Written problem: In the listing below, identify each line with the word "sqrtf" and return those lines.

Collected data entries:

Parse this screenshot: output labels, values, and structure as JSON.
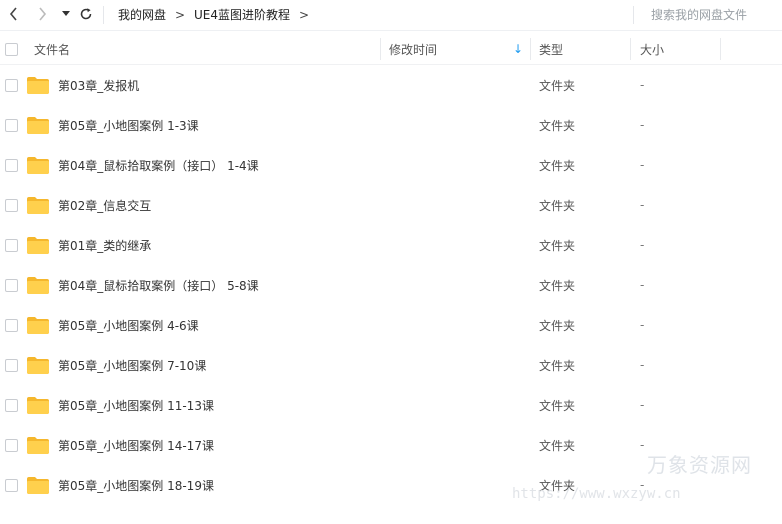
{
  "breadcrumb": {
    "root": "我的网盘",
    "separator": ">",
    "current": "UE4蓝图进阶教程",
    "trailing": ">"
  },
  "search": {
    "placeholder": "搜索我的网盘文件"
  },
  "columns": {
    "name": "文件名",
    "modified": "修改时间",
    "type": "类型",
    "size": "大小"
  },
  "sort_indicator": "↓",
  "files": [
    {
      "name": "第03章_发报机",
      "type": "文件夹",
      "size": "-"
    },
    {
      "name": "第05章_小地图案例 1-3课",
      "type": "文件夹",
      "size": "-"
    },
    {
      "name": "第04章_鼠标拾取案例（接口） 1-4课",
      "type": "文件夹",
      "size": "-"
    },
    {
      "name": "第02章_信息交互",
      "type": "文件夹",
      "size": "-"
    },
    {
      "name": "第01章_类的继承",
      "type": "文件夹",
      "size": "-"
    },
    {
      "name": "第04章_鼠标拾取案例（接口） 5-8课",
      "type": "文件夹",
      "size": "-"
    },
    {
      "name": "第05章_小地图案例 4-6课",
      "type": "文件夹",
      "size": "-"
    },
    {
      "name": "第05章_小地图案例 7-10课",
      "type": "文件夹",
      "size": "-"
    },
    {
      "name": "第05章_小地图案例 11-13课",
      "type": "文件夹",
      "size": "-"
    },
    {
      "name": "第05章_小地图案例 14-17课",
      "type": "文件夹",
      "size": "-"
    },
    {
      "name": "第05章_小地图案例 18-19课",
      "type": "文件夹",
      "size": "-"
    }
  ],
  "watermark": {
    "brand": "万象资源网",
    "url": "https://www.wxzyw.cn"
  },
  "colors": {
    "folder": "#FFD04D",
    "folder_tab": "#F5B72D",
    "sort_arrow": "#1E9BF0",
    "watermark": "#DFE3E8"
  },
  "icons": [
    "back-arrow-icon",
    "forward-arrow-icon",
    "dropdown-icon",
    "refresh-icon",
    "folder-icon"
  ]
}
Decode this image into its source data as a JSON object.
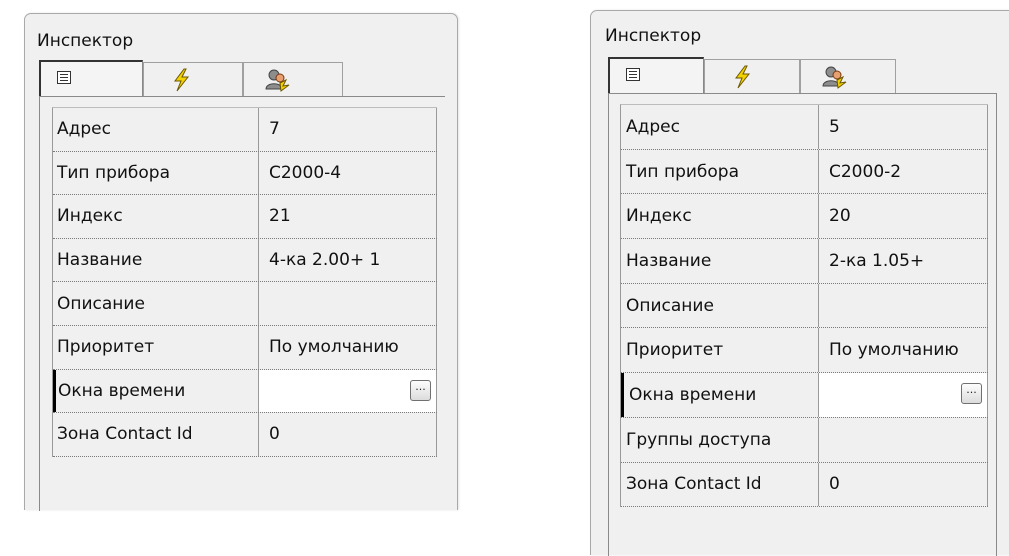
{
  "panels": [
    {
      "title": "Инспектор",
      "tabs": [
        {
          "icon": "property-list-icon"
        },
        {
          "icon": "lightning-icon"
        },
        {
          "icon": "users-icon"
        }
      ],
      "rows": [
        {
          "name": "Адрес",
          "value": "7"
        },
        {
          "name": "Тип прибора",
          "value": "С2000-4"
        },
        {
          "name": "Индекс",
          "value": "21"
        },
        {
          "name": "Название",
          "value": "4-ка 2.00+ 1"
        },
        {
          "name": "Описание",
          "value": ""
        },
        {
          "name": "Приоритет",
          "value": "По умолчанию"
        },
        {
          "name": "Окна времени",
          "value": "",
          "selected": true,
          "button": "..."
        },
        {
          "name": "Зона Contact Id",
          "value": "0"
        }
      ]
    },
    {
      "title": "Инспектор",
      "tabs": [
        {
          "icon": "property-list-icon"
        },
        {
          "icon": "lightning-icon"
        },
        {
          "icon": "users-icon"
        }
      ],
      "rows": [
        {
          "name": "Адрес",
          "value": "5"
        },
        {
          "name": "Тип прибора",
          "value": "С2000-2"
        },
        {
          "name": "Индекс",
          "value": "20"
        },
        {
          "name": "Название",
          "value": "2-ка 1.05+"
        },
        {
          "name": "Описание",
          "value": ""
        },
        {
          "name": "Приоритет",
          "value": "По умолчанию"
        },
        {
          "name": "Окна времени",
          "value": "",
          "selected": true,
          "button": "..."
        },
        {
          "name": "Группы доступа",
          "value": ""
        },
        {
          "name": "Зона Contact Id",
          "value": "0"
        }
      ]
    }
  ]
}
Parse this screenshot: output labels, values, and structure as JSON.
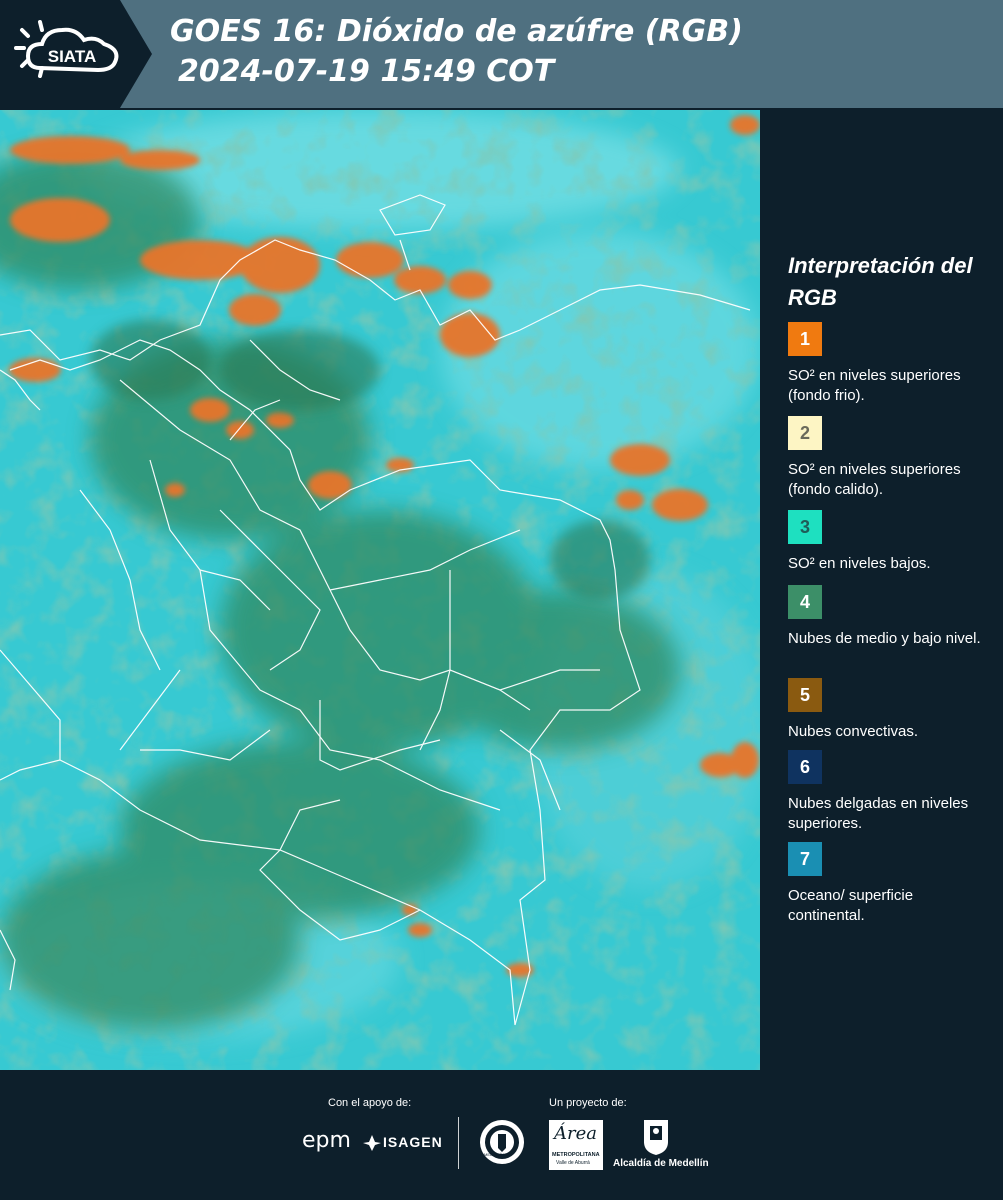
{
  "header": {
    "logo_text": "SIATA",
    "title_line1": "GOES 16: Dióxido de azúfre (RGB)",
    "title_line2": "2024-07-19 15:49 COT"
  },
  "legend": {
    "title": "Interpretación del RGB",
    "items": [
      {
        "number": "1",
        "color": "#f07a10",
        "text": "SO² en niveles superiores (fondo frio)."
      },
      {
        "number": "2",
        "color": "#fdf5c4",
        "text": "SO² en niveles superiores (fondo calido)."
      },
      {
        "number": "3",
        "color": "#1ee0c0",
        "text": "SO² en niveles bajos."
      },
      {
        "number": "4",
        "color": "#3c8f68",
        "text": "Nubes de medio y bajo nivel."
      },
      {
        "number": "5",
        "color": "#8a5a10",
        "text": "Nubes convectivas."
      },
      {
        "number": "6",
        "color": "#0f3360",
        "text": "Nubes delgadas en niveles superiores."
      },
      {
        "number": "7",
        "color": "#1a8fb3",
        "text": "Oceano/ superficie continental."
      }
    ]
  },
  "footer": {
    "support_label": "Con el apoyo de:",
    "project_label": "Un proyecto de:",
    "sponsor1": "epm",
    "sponsor2": "ISAGEN",
    "area_logo": "Área",
    "area_sub": "METROPOLITANA",
    "area_sub2": "Valle de Aburrá",
    "alcaldia": "Alcaldía de Medellín",
    "medellin_seal": "MEDELLÍN"
  }
}
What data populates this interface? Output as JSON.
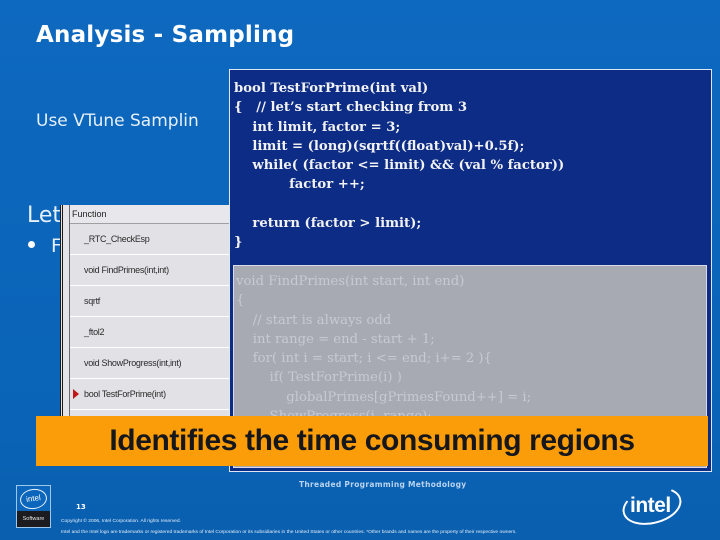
{
  "slide": {
    "title": "Analysis - Sampling",
    "body_line_1": "Use VTune Samplin",
    "body_line_2": "Let",
    "bullet_text": "F"
  },
  "vtune_window": {
    "column_header": "Function",
    "rows": [
      {
        "label": "_RTC_CheckEsp",
        "marked": false
      },
      {
        "label": "void FindPrimes(int,int)",
        "marked": false
      },
      {
        "label": "sqrtf",
        "marked": false
      },
      {
        "label": "_ftol2",
        "marked": false
      },
      {
        "label": "void ShowProgress(int,int)",
        "marked": false
      },
      {
        "label": "bool TestForPrime(int)",
        "marked": true
      }
    ],
    "marker_icon": "hotspot-arrow-icon",
    "marker_color": "#c01818"
  },
  "code_window": {
    "highlighted_lines": [
      "bool TestForPrime(int val)",
      "{   // let’s start checking from 3",
      "    int limit, factor = 3;",
      "    limit = (long)(sqrtf((float)val)+0.5f);",
      "    while( (factor <= limit) && (val % factor))",
      "            factor ++;",
      "",
      "    return (factor > limit);",
      "}"
    ],
    "dimmed_lines": [
      "void FindPrimes(int start, int end)",
      "{",
      "    // start is always odd",
      "    int range = end - start + 1;",
      "    for( int i = start; i <= end; i+= 2 ){",
      "        if( TestForPrime(i) )",
      "            globalPrimes[gPrimesFound++] = i;",
      "        ShowProgress(i, range);"
    ]
  },
  "callout": {
    "text": "Identifies the time consuming regions",
    "background_color": "#fb9c09"
  },
  "footer": {
    "course_title": "Threaded Programming Methodology",
    "page_number": "13",
    "badge_logo": "intel",
    "badge_label": "Software",
    "copyright": "Copyright © 2006, Intel Corporation. All rights reserved.",
    "trademark": "Intel and the Intel logo are trademarks or registered trademarks of Intel Corporation or its subsidiaries in the United States or other countries. *Other brands and names are the property of their respective owners.",
    "logo_text": "intel"
  },
  "colors": {
    "slide_background": "#0b64b8",
    "code_highlight_background": "#0d2c86",
    "code_dimmed_background": "#a7aab3"
  }
}
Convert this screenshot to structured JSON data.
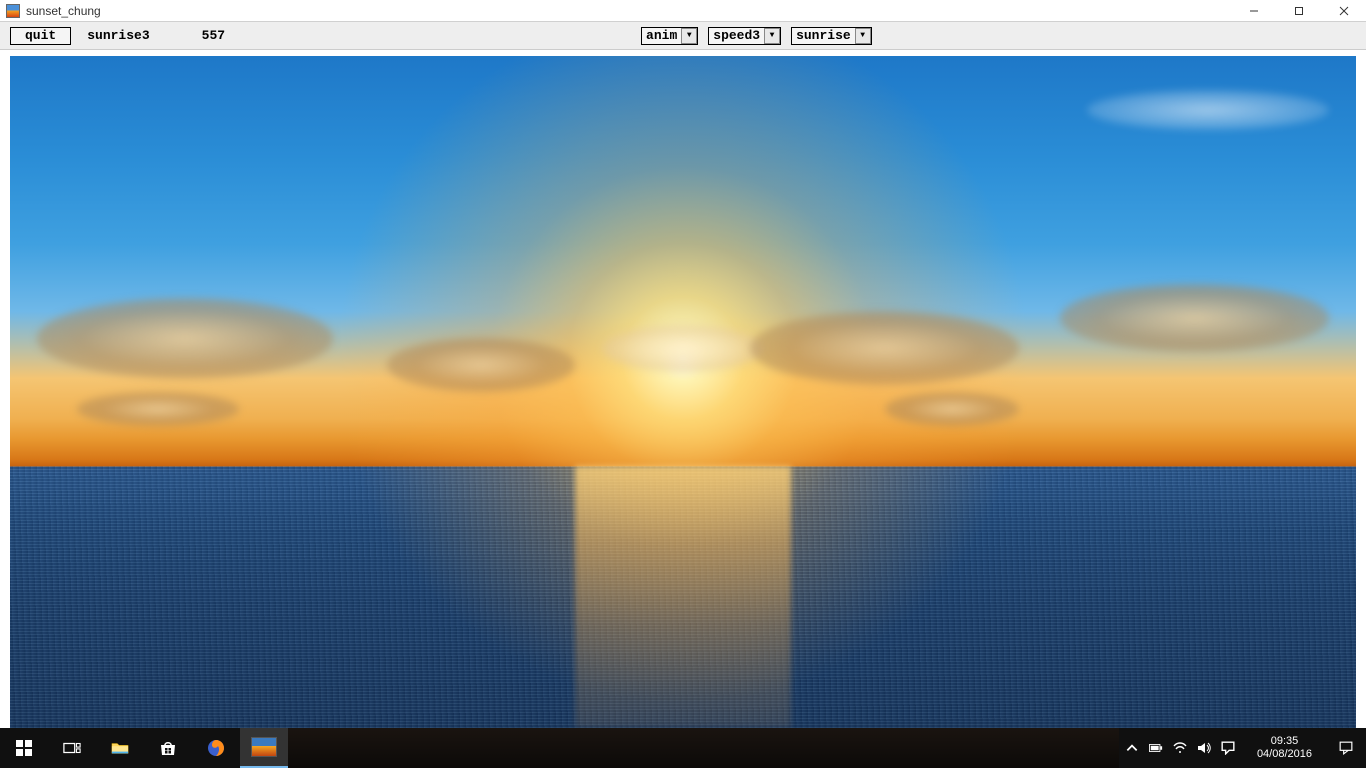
{
  "window": {
    "title": "sunset_chung"
  },
  "toolbar": {
    "quit_label": "quit",
    "mode_label": "sunrise3",
    "frame_label": "557",
    "dd_anim": "anim",
    "dd_speed": "speed3",
    "dd_preset": "sunrise"
  },
  "taskbar": {
    "time": "09:35",
    "date": "04/08/2016"
  }
}
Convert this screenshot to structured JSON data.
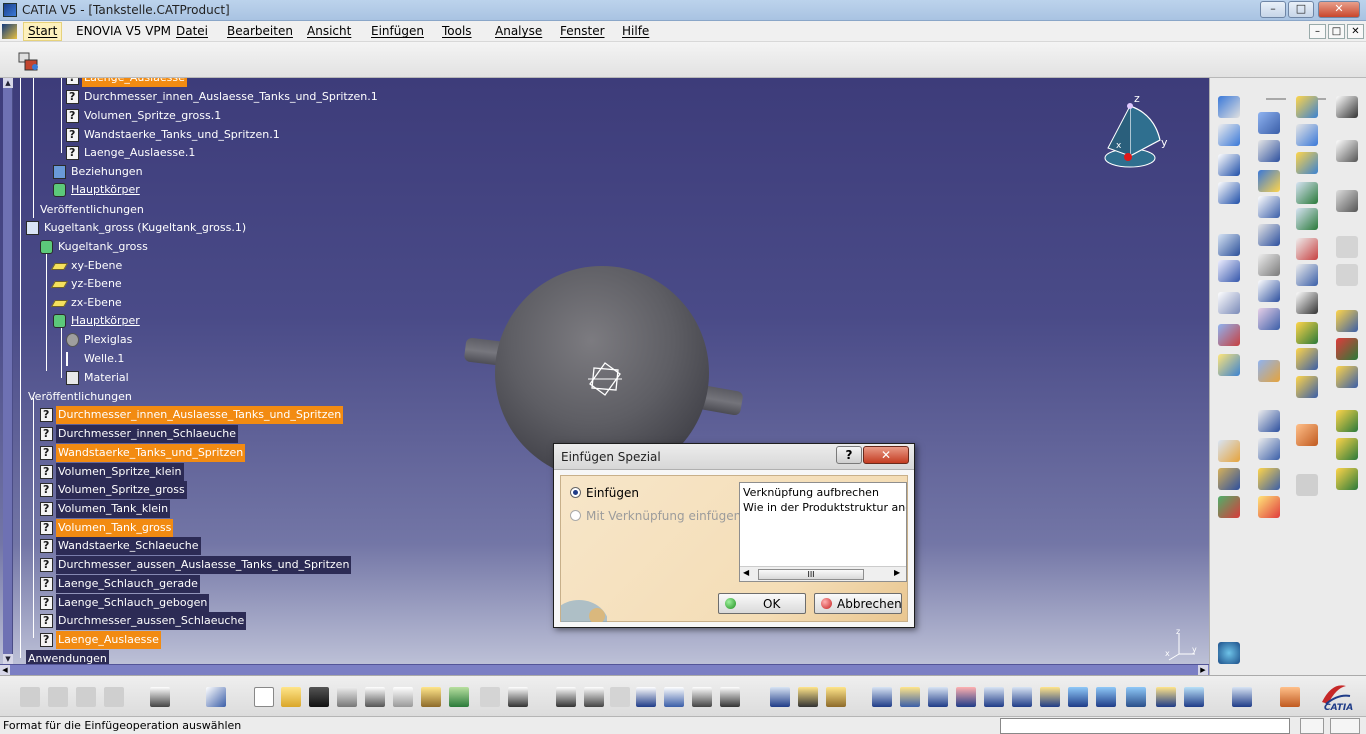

Solution below:
        "label": "sqrtf",
      "    limit = (long)(sqrtf((float)val)+0.5f);",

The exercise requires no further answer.